Extend the news report on Ecuador's continued protection of Julian Assange, starting after its last sentence.

▶ **Excerpt**
════════
- The Washington Times - Wednesday, February 7, 2018

A British judge’s ruling upholding an arrest warrant for WikiLeaks publisher Julian Assange won’t stop Ecuador from shielding him within its London embassy, its president affirmed afterwards.

President Lenin Moreno told reporters Tuesday that Ecuador will continue to protect the wanted WikiLeaks chief regardless of a decision handed down earlier in the day maintaining an arrest warrant issued for him in 2012.

“This was a problem we inherited,” Mr. Moreno, Ecuador’s president since May 2017, told international reporters assembled in Quito Tuesday. “It is a problem that would be uncomfortable for any country in the current circumstances. Nevertheless, we made a commitment from day one to protect the life of Mr. Assange, which we believe is at risk.

“The court’s decision affects us, of course, but it’s not determining our decisions to keep providing protection to Assange under the international amnesty laws,” Mr. Moreno said.

Mr. Assange, a 46-year-old Australian native, entered the Ecuadorean Embassy in 2012 in lieu of being extradited to Sweden to be questioned over allegations of sexual assault. He was granted political asylum that August by Mr. Moreno’s predecessor, Rafael Correa, but has resided within the embassy ever since in lieu of likely being arrested by British authorities upon exiting.
════════
▶ **Record set**
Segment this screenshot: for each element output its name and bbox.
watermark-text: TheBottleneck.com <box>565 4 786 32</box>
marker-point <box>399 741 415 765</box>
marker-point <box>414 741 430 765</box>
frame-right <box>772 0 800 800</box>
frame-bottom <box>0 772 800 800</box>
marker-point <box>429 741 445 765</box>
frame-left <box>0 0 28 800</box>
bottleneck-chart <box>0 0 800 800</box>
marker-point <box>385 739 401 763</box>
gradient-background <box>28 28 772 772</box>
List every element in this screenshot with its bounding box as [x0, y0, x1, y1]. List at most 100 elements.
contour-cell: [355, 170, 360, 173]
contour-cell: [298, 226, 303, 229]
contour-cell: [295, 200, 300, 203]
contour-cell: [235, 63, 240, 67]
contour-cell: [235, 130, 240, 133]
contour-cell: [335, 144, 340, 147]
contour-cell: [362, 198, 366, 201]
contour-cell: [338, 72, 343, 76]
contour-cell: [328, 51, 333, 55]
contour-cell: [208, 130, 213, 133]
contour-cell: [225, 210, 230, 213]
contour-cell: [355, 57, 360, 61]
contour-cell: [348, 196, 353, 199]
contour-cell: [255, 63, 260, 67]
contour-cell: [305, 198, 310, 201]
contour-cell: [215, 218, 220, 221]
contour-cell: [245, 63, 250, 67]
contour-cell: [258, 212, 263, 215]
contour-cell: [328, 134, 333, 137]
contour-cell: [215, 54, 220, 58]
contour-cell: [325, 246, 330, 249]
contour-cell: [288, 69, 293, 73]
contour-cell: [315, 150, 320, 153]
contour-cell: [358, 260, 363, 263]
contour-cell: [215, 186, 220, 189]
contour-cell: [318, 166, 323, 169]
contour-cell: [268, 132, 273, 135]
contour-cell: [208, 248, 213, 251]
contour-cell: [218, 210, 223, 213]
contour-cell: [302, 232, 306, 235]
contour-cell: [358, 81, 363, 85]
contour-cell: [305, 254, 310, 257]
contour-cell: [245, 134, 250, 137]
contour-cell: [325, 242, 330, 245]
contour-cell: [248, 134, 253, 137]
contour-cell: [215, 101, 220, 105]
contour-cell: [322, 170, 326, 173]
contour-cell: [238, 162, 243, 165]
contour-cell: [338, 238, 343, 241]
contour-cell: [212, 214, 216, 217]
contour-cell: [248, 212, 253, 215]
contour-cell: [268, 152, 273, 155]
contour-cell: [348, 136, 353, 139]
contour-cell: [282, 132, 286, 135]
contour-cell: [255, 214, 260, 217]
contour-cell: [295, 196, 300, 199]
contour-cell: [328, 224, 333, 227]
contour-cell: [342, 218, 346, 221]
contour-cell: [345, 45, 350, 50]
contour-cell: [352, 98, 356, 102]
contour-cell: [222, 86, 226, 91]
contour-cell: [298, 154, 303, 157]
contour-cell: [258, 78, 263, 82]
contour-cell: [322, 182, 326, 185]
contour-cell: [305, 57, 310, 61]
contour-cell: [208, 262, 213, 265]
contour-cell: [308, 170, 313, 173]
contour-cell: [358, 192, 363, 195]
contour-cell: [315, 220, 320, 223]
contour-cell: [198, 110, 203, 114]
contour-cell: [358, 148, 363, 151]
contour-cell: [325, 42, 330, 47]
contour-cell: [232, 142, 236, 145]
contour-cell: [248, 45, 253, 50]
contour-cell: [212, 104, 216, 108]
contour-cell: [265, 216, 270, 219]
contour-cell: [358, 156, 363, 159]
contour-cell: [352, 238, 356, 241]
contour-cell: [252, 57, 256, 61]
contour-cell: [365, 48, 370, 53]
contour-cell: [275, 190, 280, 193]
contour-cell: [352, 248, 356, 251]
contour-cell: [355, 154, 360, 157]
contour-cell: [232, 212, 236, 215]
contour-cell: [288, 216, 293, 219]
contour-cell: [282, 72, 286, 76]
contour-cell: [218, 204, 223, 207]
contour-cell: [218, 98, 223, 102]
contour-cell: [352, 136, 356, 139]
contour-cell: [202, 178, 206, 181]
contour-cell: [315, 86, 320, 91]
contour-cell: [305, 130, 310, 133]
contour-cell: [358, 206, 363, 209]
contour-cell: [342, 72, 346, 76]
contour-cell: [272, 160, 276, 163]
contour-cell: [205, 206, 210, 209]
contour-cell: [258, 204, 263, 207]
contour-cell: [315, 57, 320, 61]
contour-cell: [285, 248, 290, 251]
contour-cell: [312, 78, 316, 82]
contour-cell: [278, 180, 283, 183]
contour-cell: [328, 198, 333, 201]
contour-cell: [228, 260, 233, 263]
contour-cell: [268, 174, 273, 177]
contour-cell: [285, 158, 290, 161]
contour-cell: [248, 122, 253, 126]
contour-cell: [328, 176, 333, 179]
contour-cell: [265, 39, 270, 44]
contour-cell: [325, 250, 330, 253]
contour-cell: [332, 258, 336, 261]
════════
▶ **Answer area**
Swedish prosecutors ended their investigating into Mr. Assange last year, but British authorities argue he was under house arrest appealing his extradition when he entered the embassy and should be apprehended for having breached his bail conditions, prompting the legal challenge decided Tuesday at London’s Westminster Magistrates’ Court.

“I am not persuaded the warrant should be withdrawn,” Judge Emma Arbuthnot wrote in her five-page ruling.

Attorneys for Mr. Assange have since filed a separate bid asking the judge to decide if upholding the arrest warrant is in the “public interest.” She’s expected to make her decision Tuesday.

Mr. Assange has previously said he fears he’ll be extradited to the U.S. if arrested and ultimately charged in connection with publishing classified military and diplomatic documents through his website WikiLeaks dating back to at least 2010. Attorney General Jeff Sessions has said that arresting Mr. Assange was a “priority” for the Justice Department, but federal prosecutors have failed so far to unseal any charges against him.

A United Nations working group previously concluded that Mr. Assange’s living situation within the Ecuadorian Embassy amounted to “arbitrary detention” in violation of international norms. Ecuador recently naturalized Mr. Assange in an effort to resolve the impasse, and its government continues seeking mediation with “important people” over his fate, Mr. Moreno said last month.

Mr. Assange did not return messages seeking comment.